**Reading text**
Fig. 2: CFdb prioritizes functional phosphosites and enhances analysis of CF-MS data from non-model organisms.

a Histogram showing the number of phosphoproteins quantified in each CF-MS experiment. b Proportion of phosphoserine (pS), phosphothreonine (pT) and phosphotyrosine (pY) residues in a large-scale meta-analysis of the human phosphoproteome, as compared to all phosphosites detected by CF-MS or phosphosites from the curated PhosphoSitePlus database¹⁶. c Functional scores of human phosphosites that were or were not ever detected by CF-MS (n = 116,258 phosphosites). d Functional scores of human phosphosites, stratified by the number of CF-MS fractions in which each phosphosite was detected (n = 116,258 phosphosites). e Number of phosphosites prioritized based on detection in at least five fractions across major non-human species or taxonomic groups in CFdb. f Example of a frequently quantified phosphosite, pS21 of TPI1. Chromatograms show the intensity of pS21-containing phosphopeptides (green) or the parent protein (light gray). g Overview of understudied human proteins for which an interaction or prioritized phosphosite was detected in CFdb. h Precision of the honey bee CF-MS interactome, inferred with and without a data augmentation strategy that leverages data from hundreds of experiments in CFdb. i Separation of intra- and intra-complex interactions in interactome networks reconstructed for four prokaryotes by random forest classifiers trained in cross-validation on species-specific protein complexes (“within-species”) versus on 206 human and mouse CF-MS experiments (“human/mouse”), as quantified by the area under the ROC curve (AUROC). Source data are provided as a Source Data file.

**Extracted data**
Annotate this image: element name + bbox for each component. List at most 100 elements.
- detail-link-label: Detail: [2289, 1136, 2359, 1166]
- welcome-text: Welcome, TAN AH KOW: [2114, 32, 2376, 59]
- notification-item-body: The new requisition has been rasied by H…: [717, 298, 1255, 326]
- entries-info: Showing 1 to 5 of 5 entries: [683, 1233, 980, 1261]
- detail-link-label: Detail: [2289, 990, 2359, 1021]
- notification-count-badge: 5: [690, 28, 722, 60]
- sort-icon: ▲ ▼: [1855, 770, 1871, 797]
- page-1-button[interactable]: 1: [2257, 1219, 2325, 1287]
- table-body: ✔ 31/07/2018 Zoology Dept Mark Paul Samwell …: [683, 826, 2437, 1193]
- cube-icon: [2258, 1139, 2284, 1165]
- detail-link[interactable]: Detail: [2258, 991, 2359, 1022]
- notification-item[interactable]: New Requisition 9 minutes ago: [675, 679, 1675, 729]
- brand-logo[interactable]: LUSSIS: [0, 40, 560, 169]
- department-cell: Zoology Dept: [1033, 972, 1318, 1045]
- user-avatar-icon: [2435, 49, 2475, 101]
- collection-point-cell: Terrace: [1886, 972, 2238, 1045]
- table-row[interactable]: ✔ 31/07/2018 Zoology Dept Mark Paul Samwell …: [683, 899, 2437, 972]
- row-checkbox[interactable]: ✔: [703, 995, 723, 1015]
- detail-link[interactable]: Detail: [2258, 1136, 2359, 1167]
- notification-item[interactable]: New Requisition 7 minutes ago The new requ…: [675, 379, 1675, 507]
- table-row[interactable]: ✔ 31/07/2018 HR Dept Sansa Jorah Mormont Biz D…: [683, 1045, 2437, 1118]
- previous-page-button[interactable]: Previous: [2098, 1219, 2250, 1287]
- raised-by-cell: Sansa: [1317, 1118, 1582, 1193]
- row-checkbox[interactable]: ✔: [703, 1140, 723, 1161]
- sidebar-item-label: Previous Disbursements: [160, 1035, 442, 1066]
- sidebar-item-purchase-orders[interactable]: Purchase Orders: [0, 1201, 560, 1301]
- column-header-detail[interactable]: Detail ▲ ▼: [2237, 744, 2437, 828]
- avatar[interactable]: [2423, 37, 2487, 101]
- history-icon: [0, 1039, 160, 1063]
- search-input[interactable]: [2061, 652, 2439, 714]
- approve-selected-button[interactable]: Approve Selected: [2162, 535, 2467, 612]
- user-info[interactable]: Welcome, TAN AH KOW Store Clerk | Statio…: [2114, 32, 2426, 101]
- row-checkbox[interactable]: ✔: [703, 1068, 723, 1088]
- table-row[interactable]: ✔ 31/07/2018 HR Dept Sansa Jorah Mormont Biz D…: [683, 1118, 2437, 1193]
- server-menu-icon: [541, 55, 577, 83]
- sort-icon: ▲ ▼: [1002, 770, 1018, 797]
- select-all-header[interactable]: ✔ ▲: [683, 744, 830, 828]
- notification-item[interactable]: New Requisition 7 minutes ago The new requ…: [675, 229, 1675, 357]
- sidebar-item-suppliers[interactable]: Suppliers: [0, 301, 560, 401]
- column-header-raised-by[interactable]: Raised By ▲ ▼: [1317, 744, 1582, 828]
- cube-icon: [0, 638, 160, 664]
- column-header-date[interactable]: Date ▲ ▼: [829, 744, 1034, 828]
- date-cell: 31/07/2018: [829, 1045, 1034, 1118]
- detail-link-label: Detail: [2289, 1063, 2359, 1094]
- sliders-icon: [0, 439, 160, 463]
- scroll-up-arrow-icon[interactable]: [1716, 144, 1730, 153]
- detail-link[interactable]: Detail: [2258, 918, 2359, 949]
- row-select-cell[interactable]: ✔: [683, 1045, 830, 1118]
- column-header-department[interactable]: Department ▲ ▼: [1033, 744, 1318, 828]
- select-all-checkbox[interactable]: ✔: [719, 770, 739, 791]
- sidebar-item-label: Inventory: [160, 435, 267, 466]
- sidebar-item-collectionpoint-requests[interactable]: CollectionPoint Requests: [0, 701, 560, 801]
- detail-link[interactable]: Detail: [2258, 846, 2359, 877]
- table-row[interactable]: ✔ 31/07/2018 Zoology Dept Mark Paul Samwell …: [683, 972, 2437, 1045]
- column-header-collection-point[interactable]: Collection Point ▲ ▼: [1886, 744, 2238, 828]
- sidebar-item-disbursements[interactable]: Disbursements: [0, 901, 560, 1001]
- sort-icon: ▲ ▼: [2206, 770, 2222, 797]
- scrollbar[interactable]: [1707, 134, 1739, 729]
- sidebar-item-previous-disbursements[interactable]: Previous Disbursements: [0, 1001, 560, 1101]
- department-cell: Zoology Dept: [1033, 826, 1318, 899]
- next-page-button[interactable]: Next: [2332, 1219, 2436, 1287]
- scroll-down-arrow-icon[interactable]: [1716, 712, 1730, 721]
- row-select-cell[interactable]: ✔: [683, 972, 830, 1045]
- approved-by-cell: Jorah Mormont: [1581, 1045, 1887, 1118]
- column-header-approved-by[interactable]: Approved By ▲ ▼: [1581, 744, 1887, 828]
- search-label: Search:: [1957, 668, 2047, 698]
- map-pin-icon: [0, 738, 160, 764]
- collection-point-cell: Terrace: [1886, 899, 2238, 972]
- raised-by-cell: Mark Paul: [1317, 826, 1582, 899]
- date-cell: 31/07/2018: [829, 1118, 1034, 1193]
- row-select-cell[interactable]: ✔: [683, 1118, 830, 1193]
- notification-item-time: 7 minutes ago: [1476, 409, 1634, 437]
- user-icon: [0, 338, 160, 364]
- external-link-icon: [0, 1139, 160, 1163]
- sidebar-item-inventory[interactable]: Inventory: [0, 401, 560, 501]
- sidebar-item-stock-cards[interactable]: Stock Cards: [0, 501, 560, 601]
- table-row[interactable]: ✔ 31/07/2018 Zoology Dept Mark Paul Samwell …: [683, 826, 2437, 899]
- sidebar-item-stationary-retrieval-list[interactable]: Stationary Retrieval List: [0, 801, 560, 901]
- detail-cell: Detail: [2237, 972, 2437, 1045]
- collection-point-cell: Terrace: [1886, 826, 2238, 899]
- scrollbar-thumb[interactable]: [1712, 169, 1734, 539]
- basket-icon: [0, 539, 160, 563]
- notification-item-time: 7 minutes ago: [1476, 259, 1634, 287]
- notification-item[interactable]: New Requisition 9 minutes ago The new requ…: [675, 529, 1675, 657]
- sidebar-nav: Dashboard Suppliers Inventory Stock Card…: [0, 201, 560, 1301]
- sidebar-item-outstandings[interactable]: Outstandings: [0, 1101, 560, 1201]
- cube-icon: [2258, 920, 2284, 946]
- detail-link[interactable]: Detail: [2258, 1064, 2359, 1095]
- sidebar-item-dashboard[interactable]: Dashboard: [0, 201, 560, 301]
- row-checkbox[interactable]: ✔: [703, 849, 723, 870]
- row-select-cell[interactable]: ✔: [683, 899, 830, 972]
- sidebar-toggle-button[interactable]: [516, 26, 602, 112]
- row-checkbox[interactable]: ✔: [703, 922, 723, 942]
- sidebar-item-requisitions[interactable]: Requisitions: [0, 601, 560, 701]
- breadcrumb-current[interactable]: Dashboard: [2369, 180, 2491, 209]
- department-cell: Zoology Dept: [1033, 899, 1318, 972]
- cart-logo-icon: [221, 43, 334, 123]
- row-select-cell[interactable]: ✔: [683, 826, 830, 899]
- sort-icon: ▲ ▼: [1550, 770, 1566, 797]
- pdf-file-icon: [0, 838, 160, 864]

**Task list**
a. In the figure caption, which phosphosite is given as an example of a frequently quantified phosphosite?
b. Using the figure caption, explain how the two versions of the honey bee CF-MS interactome in panel h differ.
c. Rewrite the paragraph of the figure caption that begins "a Histogram showing the number" as a list with one short line per panel.

**Results**
a. pS21 of TPI1.

b. Panel h compares the precision of the honey bee CF-MS interactome inferred with and without a data augmentation strategy. That strategy draws on data from hundreds of experiments in CFdb.

c.
- a: Number of phosphoproteins quantified in each CF-MS experiment.
- b: Proportions of pS, pT and pY residues in a large-scale meta-analysis of the human phosphoproteome, compared with all CF-MS phosphosites and PhosphoSitePlus phosphosites.
- c: Functional scores of human phosphosites that were or were not ever detected by CF-MS (n = 116,258).
- d: Functional scores of human phosphosites grouped by the number of CF-MS fractions in which each was detected (n = 116,258).
- e: Phosphosites prioritized by detection in at least five fractions, across major non-human species or taxonomic groups in CFdb.
- f: pS21 of TPI1 as a frequently quantified phosphosite, with chromatograms of phosphopeptide (green) and parent protein (light gray) intensity.
- g: Understudied human proteins with an interaction or prioritized phosphosite detected in CFdb.
- h: Precision of the honey bee CF-MS interactome with and without data augmentation from hundreds of CFdb experiments.
- i: AUROC for interactome networks of four prokaryotes, comparing random forest classifiers trained on species-specific protein complexes with those trained on 206 human and mouse CF-MS experiments.
- Source data are provided as a Source Data file.